[Task]
Starting at the first row and ending at the row that contains "event-org-unit: Ngelehun CHC (189, 1204, 400, 1238)", give those rows again with "event-date" swapped for "visit-date" and everything else unchanged.

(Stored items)
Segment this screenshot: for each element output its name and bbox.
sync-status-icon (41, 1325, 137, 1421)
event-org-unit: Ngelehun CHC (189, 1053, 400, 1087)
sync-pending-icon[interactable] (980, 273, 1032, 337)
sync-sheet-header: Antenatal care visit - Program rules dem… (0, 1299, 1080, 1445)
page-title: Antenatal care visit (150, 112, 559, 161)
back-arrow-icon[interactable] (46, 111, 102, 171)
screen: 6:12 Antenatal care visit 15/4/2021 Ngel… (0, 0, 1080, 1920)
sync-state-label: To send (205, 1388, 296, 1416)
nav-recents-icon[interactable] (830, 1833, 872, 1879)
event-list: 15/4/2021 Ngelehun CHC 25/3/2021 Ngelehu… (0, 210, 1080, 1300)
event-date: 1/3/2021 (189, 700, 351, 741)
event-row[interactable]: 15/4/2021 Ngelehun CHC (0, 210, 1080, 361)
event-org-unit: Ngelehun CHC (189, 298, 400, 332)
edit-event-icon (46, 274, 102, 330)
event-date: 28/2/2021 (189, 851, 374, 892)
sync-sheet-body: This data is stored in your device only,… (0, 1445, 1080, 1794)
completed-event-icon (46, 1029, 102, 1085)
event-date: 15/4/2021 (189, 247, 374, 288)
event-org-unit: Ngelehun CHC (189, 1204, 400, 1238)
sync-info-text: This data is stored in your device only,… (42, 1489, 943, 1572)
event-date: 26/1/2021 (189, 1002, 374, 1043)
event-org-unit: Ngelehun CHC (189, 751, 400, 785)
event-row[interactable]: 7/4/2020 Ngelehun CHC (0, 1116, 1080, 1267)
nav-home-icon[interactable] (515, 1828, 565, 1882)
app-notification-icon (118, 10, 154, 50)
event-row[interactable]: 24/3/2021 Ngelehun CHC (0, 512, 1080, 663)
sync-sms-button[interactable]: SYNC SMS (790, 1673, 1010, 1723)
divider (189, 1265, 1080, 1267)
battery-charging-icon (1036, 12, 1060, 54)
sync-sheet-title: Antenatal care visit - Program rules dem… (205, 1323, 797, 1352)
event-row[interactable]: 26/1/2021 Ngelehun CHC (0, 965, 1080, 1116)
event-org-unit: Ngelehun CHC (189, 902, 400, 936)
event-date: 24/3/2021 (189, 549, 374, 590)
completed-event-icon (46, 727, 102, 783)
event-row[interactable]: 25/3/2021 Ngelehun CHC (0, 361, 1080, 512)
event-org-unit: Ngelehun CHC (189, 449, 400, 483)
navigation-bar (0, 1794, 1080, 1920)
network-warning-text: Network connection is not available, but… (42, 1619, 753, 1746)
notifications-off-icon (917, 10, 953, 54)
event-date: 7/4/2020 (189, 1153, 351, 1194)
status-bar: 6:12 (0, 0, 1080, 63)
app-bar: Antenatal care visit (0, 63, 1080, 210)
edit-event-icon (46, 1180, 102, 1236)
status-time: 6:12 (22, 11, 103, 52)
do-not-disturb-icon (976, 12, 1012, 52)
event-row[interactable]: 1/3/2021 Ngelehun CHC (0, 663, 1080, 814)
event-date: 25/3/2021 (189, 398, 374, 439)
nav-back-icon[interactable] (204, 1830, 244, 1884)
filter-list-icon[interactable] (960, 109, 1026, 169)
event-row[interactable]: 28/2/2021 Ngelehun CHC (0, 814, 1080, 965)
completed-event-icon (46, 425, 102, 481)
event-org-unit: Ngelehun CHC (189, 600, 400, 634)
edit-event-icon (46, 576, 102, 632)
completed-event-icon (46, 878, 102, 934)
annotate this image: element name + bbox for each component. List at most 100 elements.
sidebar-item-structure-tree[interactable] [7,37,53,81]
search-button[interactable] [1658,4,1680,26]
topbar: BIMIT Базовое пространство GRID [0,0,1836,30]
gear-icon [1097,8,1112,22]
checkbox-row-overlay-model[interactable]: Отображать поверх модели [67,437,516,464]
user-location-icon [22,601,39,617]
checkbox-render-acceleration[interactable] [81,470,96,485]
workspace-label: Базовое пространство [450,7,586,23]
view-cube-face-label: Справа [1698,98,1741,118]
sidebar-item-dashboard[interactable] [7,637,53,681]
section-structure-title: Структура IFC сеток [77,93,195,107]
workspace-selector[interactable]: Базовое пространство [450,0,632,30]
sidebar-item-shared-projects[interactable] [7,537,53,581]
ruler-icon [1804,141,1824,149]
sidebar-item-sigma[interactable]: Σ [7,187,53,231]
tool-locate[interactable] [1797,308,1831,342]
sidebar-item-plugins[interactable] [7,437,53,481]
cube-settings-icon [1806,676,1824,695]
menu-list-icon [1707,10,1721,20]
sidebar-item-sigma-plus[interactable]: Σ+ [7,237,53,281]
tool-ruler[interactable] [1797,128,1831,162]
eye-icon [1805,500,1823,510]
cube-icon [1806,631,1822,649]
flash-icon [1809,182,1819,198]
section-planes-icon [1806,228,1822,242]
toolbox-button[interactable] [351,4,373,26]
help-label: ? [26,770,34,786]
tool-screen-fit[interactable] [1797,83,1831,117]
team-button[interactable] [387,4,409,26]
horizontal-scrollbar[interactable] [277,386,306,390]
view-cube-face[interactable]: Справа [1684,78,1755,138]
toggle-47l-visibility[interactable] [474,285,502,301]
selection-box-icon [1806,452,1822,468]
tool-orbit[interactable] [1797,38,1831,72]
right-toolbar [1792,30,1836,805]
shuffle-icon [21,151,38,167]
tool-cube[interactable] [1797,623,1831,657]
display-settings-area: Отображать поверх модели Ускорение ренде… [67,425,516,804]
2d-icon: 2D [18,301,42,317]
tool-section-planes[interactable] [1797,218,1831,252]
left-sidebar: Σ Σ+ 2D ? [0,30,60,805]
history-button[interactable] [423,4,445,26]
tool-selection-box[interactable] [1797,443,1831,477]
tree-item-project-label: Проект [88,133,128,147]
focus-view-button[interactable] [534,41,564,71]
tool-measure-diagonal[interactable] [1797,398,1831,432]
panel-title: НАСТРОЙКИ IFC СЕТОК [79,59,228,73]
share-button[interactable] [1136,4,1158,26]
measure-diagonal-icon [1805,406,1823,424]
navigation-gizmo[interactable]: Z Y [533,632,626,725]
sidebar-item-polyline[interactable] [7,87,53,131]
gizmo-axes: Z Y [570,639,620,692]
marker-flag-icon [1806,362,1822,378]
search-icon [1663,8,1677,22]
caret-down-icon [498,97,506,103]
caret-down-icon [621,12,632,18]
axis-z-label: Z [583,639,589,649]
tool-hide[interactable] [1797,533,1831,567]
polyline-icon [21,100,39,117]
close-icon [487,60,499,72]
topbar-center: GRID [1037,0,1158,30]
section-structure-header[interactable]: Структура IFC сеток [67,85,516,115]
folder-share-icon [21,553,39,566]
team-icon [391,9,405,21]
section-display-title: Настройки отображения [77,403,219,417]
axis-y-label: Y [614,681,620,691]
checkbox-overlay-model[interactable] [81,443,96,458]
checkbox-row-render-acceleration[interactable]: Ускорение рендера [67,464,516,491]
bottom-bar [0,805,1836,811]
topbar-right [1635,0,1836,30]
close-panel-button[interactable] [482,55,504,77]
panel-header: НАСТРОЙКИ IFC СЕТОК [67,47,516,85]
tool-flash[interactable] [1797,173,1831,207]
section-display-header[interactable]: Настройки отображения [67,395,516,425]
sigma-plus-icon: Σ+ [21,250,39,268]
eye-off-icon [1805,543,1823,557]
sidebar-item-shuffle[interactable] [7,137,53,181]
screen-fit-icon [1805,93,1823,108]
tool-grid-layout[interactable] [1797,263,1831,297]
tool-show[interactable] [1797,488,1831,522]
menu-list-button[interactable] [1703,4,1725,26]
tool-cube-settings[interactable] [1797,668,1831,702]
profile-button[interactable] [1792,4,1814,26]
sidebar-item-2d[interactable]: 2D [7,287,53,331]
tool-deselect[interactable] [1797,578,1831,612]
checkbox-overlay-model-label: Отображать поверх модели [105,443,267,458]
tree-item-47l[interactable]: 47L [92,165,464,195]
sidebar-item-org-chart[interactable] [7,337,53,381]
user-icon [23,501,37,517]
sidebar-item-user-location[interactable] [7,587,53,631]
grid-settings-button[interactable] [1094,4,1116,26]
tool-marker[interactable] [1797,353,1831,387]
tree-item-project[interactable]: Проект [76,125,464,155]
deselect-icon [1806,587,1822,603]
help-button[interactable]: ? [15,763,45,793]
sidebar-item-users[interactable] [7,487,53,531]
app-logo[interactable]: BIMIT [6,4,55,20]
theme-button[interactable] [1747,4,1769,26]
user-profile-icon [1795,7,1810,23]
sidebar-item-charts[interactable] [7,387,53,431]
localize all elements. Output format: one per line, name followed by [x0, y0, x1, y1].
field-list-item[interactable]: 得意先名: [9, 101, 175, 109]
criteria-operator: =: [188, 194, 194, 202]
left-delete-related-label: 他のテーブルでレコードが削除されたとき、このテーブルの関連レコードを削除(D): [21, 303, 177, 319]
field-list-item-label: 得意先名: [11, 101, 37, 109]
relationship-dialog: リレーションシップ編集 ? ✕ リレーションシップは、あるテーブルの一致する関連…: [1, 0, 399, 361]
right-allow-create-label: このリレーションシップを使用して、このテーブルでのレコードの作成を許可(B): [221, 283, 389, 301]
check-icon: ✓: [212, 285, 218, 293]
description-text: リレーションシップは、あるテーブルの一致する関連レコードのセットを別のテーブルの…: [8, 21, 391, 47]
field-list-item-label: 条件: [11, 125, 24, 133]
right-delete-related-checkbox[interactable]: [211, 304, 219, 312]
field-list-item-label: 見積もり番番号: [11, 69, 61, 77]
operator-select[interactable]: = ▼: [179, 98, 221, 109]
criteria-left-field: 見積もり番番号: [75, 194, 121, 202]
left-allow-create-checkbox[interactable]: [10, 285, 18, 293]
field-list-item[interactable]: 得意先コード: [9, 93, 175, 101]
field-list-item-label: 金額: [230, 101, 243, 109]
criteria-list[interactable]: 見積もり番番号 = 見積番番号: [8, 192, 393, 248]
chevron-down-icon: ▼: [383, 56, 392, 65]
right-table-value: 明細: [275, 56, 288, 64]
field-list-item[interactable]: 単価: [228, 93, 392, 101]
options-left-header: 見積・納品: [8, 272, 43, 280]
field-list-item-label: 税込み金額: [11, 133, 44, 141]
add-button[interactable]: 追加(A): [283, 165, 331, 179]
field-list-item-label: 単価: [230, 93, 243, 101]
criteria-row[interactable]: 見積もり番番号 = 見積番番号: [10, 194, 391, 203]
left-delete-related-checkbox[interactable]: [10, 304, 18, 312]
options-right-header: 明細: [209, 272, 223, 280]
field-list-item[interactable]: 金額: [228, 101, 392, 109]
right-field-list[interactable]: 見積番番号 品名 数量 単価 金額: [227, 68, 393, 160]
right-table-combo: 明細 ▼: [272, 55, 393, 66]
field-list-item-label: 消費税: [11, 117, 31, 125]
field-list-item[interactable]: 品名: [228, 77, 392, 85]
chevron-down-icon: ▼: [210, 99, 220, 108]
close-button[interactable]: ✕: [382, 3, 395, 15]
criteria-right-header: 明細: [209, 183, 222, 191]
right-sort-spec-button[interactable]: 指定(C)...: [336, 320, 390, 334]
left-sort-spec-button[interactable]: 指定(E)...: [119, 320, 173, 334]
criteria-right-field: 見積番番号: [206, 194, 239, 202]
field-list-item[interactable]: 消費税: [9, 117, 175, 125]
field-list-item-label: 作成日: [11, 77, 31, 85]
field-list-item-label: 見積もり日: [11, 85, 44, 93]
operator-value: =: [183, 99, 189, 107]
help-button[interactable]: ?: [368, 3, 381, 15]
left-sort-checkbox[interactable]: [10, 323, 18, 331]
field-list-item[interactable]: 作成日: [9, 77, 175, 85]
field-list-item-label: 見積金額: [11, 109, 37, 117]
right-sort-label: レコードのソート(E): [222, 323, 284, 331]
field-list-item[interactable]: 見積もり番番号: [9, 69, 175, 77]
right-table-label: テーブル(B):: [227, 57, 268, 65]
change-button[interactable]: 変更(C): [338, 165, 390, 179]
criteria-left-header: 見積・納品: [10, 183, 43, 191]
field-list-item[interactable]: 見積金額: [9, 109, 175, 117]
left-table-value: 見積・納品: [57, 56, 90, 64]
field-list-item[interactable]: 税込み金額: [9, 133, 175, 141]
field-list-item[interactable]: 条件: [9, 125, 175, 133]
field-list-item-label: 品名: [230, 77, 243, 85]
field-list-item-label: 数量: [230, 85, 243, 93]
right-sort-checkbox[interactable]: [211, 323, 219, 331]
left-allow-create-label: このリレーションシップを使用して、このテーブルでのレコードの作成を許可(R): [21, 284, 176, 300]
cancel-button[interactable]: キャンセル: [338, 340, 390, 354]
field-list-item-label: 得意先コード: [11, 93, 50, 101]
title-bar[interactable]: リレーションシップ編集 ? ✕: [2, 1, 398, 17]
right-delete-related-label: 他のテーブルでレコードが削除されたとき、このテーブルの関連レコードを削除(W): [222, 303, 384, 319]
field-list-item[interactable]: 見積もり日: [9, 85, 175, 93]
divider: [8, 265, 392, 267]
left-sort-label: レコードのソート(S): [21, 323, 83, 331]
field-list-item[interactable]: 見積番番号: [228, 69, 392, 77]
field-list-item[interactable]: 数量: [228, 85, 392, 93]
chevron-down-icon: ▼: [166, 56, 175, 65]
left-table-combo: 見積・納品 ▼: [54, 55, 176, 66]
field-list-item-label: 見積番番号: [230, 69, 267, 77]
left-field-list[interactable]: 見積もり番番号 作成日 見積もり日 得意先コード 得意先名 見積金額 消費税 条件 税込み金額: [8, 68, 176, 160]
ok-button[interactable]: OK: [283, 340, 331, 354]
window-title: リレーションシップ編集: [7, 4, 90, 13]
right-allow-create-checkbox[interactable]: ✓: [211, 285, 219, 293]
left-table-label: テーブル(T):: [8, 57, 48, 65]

[Problem solution]
Segment this screenshot: for each element output its name and bbox.
sync-status-icon (41, 1325, 137, 1421)
event-org-unit: Ngelehun CHC (189, 1053, 400, 1087)
sync-pending-icon[interactable] (980, 273, 1032, 337)
sync-sheet-header: Antenatal care visit - Program rules dem… (0, 1299, 1080, 1445)
page-title: Antenatal care visit (150, 112, 559, 161)
back-arrow-icon[interactable] (46, 111, 102, 171)
screen: 6:12 Antenatal care visit 15/4/2021 Ngel… (0, 0, 1080, 1920)
sync-state-label: To send (205, 1388, 296, 1416)
nav-recents-icon[interactable] (830, 1833, 872, 1879)
event-list: 15/4/2021 Ngelehun CHC 25/3/2021 Ngelehu… (0, 210, 1080, 1300)
visit-date: 1/3/2021 (189, 700, 351, 741)
event-row[interactable]: 15/4/2021 Ngelehun CHC (0, 210, 1080, 361)
event-org-unit: Ngelehun CHC (189, 298, 400, 332)
edit-event-icon (46, 274, 102, 330)
visit-date: 28/2/2021 (189, 851, 374, 892)
sync-sheet-body: This data is stored in your device only,… (0, 1445, 1080, 1794)
completed-event-icon (46, 1029, 102, 1085)
visit-date: 15/4/2021 (189, 247, 374, 288)
event-org-unit: Ngelehun CHC (189, 1204, 400, 1238)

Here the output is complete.